**Task directions:** Output the records exactly as they appear, with no pictures included.

[Entries with figure data]
-- start --
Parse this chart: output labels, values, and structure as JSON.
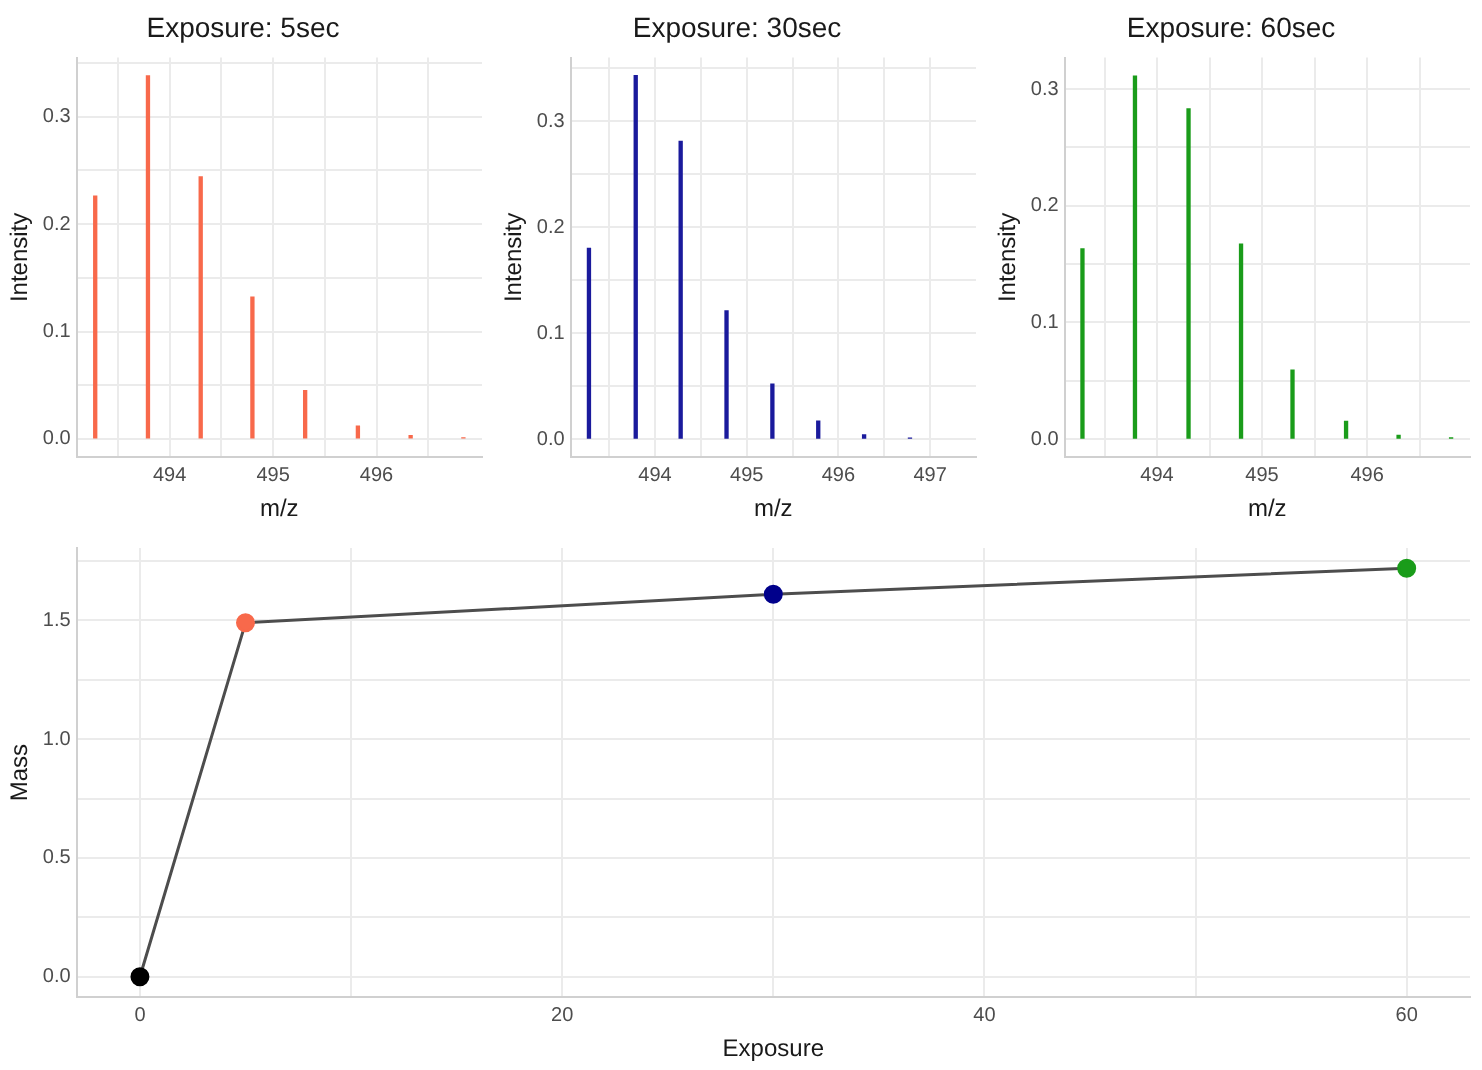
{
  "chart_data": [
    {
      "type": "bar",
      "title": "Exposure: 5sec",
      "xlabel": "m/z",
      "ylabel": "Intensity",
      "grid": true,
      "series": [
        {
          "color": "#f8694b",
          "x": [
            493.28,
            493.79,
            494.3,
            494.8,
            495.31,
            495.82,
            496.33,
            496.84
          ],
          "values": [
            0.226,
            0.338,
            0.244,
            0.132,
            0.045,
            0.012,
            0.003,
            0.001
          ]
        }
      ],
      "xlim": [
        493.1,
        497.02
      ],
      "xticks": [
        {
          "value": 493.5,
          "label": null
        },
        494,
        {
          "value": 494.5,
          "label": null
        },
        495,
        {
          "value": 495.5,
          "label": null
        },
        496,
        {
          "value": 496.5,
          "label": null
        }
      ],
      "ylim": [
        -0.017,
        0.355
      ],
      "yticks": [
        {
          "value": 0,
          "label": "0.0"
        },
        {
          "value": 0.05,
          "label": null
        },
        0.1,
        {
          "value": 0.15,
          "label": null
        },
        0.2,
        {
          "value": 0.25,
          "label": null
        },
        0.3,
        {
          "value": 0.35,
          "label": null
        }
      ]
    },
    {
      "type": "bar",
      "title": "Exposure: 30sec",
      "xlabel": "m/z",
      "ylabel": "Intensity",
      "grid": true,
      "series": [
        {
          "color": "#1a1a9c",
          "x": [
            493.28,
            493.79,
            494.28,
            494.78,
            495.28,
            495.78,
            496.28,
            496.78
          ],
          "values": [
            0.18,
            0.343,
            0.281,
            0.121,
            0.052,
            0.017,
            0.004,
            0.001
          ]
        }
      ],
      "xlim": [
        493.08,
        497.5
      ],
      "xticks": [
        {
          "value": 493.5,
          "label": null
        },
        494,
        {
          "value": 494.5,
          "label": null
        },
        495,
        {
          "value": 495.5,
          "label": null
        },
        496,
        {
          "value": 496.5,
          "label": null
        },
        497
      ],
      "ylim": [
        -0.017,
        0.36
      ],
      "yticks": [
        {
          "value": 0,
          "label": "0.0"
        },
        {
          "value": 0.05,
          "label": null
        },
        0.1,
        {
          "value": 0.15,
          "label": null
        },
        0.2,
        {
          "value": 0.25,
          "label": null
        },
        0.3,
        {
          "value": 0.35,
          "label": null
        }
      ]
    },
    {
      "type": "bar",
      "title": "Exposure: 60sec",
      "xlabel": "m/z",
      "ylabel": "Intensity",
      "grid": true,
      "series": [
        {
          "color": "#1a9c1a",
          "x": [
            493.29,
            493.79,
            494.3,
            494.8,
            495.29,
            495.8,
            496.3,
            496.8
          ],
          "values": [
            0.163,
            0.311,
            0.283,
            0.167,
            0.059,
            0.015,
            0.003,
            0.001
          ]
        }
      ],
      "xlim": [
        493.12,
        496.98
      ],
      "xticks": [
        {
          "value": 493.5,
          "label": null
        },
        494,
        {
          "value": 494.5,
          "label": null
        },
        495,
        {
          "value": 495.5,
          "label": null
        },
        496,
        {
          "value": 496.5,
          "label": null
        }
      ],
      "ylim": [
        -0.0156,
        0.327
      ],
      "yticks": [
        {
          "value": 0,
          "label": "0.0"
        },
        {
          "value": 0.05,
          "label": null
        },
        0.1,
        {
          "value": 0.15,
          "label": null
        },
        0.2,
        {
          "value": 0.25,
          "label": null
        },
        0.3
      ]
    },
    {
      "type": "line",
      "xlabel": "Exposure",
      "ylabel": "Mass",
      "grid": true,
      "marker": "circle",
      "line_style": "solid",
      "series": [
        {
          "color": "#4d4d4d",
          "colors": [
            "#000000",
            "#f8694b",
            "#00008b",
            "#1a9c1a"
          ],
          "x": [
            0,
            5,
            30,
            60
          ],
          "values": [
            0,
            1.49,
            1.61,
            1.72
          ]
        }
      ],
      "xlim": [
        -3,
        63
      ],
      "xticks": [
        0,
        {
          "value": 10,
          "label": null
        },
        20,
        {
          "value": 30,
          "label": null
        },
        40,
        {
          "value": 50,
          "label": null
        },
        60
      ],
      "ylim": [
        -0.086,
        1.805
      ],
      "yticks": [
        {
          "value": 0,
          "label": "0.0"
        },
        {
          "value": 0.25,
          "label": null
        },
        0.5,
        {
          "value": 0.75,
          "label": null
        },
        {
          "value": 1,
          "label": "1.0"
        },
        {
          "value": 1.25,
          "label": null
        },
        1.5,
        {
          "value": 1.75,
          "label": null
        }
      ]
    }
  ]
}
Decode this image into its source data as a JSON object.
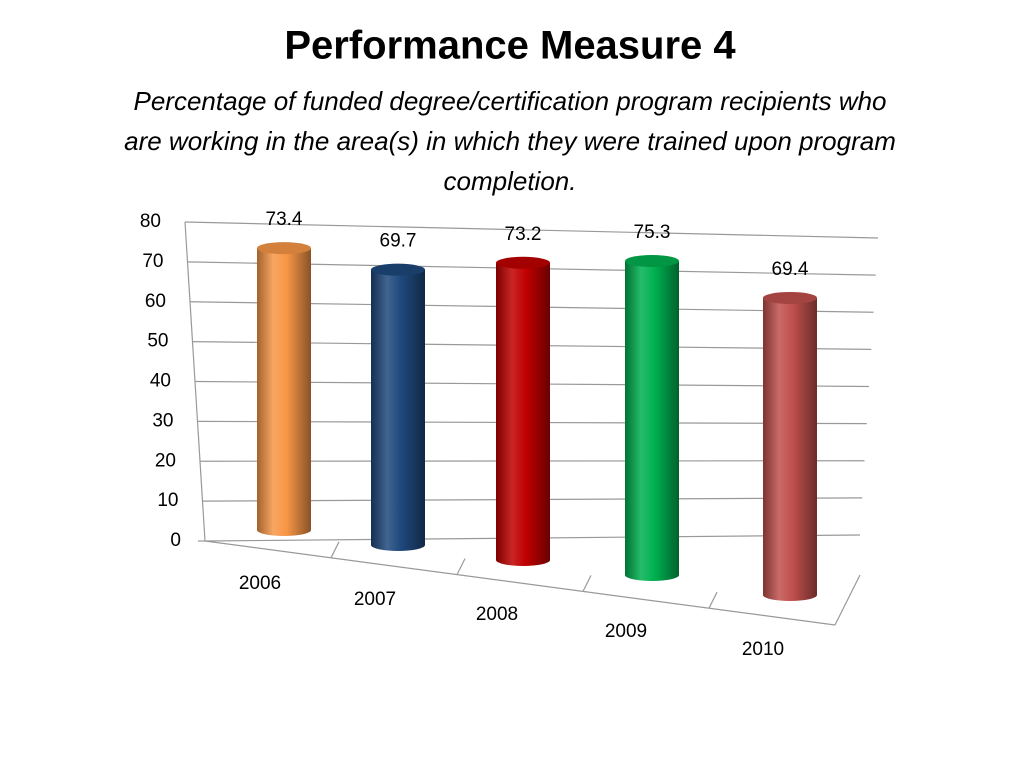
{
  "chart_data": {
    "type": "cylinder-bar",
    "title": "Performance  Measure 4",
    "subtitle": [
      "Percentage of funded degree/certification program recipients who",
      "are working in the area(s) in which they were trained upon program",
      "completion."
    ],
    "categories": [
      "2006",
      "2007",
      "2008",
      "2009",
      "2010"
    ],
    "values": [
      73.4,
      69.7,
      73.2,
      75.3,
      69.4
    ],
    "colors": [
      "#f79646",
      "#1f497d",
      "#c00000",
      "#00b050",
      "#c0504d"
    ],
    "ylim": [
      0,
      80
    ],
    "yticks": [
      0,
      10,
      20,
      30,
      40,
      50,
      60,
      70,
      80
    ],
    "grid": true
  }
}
-- end --
**Written answer:**
Parse this chart: output labels, values, and structure as JSON.
{
  "chart_data": [
    {
      "type": "bar",
      "title": "Exposure: 5sec",
      "xlabel": "m/z",
      "ylabel": "Intensity",
      "grid": true,
      "series": [
        {
          "color": "#f8694b",
          "x": [
            493.28,
            493.79,
            494.3,
            494.8,
            495.31,
            495.82,
            496.33,
            496.84
          ],
          "values": [
            0.226,
            0.338,
            0.244,
            0.132,
            0.045,
            0.012,
            0.003,
            0.001
          ]
        }
      ],
      "xlim": [
        493.1,
        497.02
      ],
      "xticks": [
        {
          "value": 493.5,
          "label": null
        },
        494,
        {
          "value": 494.5,
          "label": null
        },
        495,
        {
          "value": 495.5,
          "label": null
        },
        496,
        {
          "value": 496.5,
          "label": null
        }
      ],
      "ylim": [
        -0.017,
        0.355
      ],
      "yticks": [
        {
          "value": 0,
          "label": "0.0"
        },
        {
          "value": 0.05,
          "label": null
        },
        0.1,
        {
          "value": 0.15,
          "label": null
        },
        0.2,
        {
          "value": 0.25,
          "label": null
        },
        0.3,
        {
          "value": 0.35,
          "label": null
        }
      ]
    },
    {
      "type": "bar",
      "title": "Exposure: 30sec",
      "xlabel": "m/z",
      "ylabel": "Intensity",
      "grid": true,
      "series": [
        {
          "color": "#1a1a9c",
          "x": [
            493.28,
            493.79,
            494.28,
            494.78,
            495.28,
            495.78,
            496.28,
            496.78
          ],
          "values": [
            0.18,
            0.343,
            0.281,
            0.121,
            0.052,
            0.017,
            0.004,
            0.001
          ]
        }
      ],
      "xlim": [
        493.08,
        497.5
      ],
      "xticks": [
        {
          "value": 493.5,
          "label": null
        },
        494,
        {
          "value": 494.5,
          "label": null
        },
        495,
        {
          "value": 495.5,
          "label": null
        },
        496,
        {
          "value": 496.5,
          "label": null
        },
        497
      ],
      "ylim": [
        -0.017,
        0.36
      ],
      "yticks": [
        {
          "value": 0,
          "label": "0.0"
        },
        {
          "value": 0.05,
          "label": null
        },
        0.1,
        {
          "value": 0.15,
          "label": null
        },
        0.2,
        {
          "value": 0.25,
          "label": null
        },
        0.3,
        {
          "value": 0.35,
          "label": null
        }
      ]
    },
    {
      "type": "bar",
      "title": "Exposure: 60sec",
      "xlabel": "m/z",
      "ylabel": "Intensity",
      "grid": true,
      "series": [
        {
          "color": "#1a9c1a",
          "x": [
            493.29,
            493.79,
            494.3,
            494.8,
            495.29,
            495.8,
            496.3,
            496.8
          ],
          "values": [
            0.163,
            0.311,
            0.283,
            0.167,
            0.059,
            0.015,
            0.003,
            0.001
          ]
        }
      ],
      "xlim": [
        493.12,
        496.98
      ],
      "xticks": [
        {
          "value": 493.5,
          "label": null
        },
        494,
        {
          "value": 494.5,
          "label": null
        },
        495,
        {
          "value": 495.5,
          "label": null
        },
        496,
        {
          "value": 496.5,
          "label": null
        }
      ],
      "ylim": [
        -0.0156,
        0.327
      ],
      "yticks": [
        {
          "value": 0,
          "label": "0.0"
        },
        {
          "value": 0.05,
          "label": null
        },
        0.1,
        {
          "value": 0.15,
          "label": null
        },
        0.2,
        {
          "value": 0.25,
          "label": null
        },
        0.3
      ]
    },
    {
      "type": "line",
      "xlabel": "Exposure",
      "ylabel": "Mass",
      "grid": true,
      "marker": "circle",
      "line_style": "solid",
      "series": [
        {
          "color": "#4d4d4d",
          "colors": [
            "#000000",
            "#f8694b",
            "#00008b",
            "#1a9c1a"
          ],
          "x": [
            0,
            5,
            30,
            60
          ],
          "values": [
            0,
            1.49,
            1.61,
            1.72
          ]
        }
      ],
      "xlim": [
        -3,
        63
      ],
      "xticks": [
        0,
        {
          "value": 10,
          "label": null
        },
        20,
        {
          "value": 30,
          "label": null
        },
        40,
        {
          "value": 50,
          "label": null
        },
        60
      ],
      "ylim": [
        -0.086,
        1.805
      ],
      "yticks": [
        {
          "value": 0,
          "label": "0.0"
        },
        {
          "value": 0.25,
          "label": null
        },
        0.5,
        {
          "value": 0.75,
          "label": null
        },
        {
          "value": 1,
          "label": "1.0"
        },
        {
          "value": 1.25,
          "label": null
        },
        1.5,
        {
          "value": 1.75,
          "label": null
        }
      ]
    }
  ]
}
Decode this image into its source data as a JSON object.
{
  "chart_data": {
    "type": "cylinder-bar",
    "title": "Performance  Measure 4",
    "subtitle": [
      "Percentage of funded degree/certification program recipients who",
      "are working in the area(s) in which they were trained upon program",
      "completion."
    ],
    "categories": [
      "2006",
      "2007",
      "2008",
      "2009",
      "2010"
    ],
    "values": [
      73.4,
      69.7,
      73.2,
      75.3,
      69.4
    ],
    "colors": [
      "#f79646",
      "#1f497d",
      "#c00000",
      "#00b050",
      "#c0504d"
    ],
    "ylim": [
      0,
      80
    ],
    "yticks": [
      0,
      10,
      20,
      30,
      40,
      50,
      60,
      70,
      80
    ],
    "grid": true
  }
}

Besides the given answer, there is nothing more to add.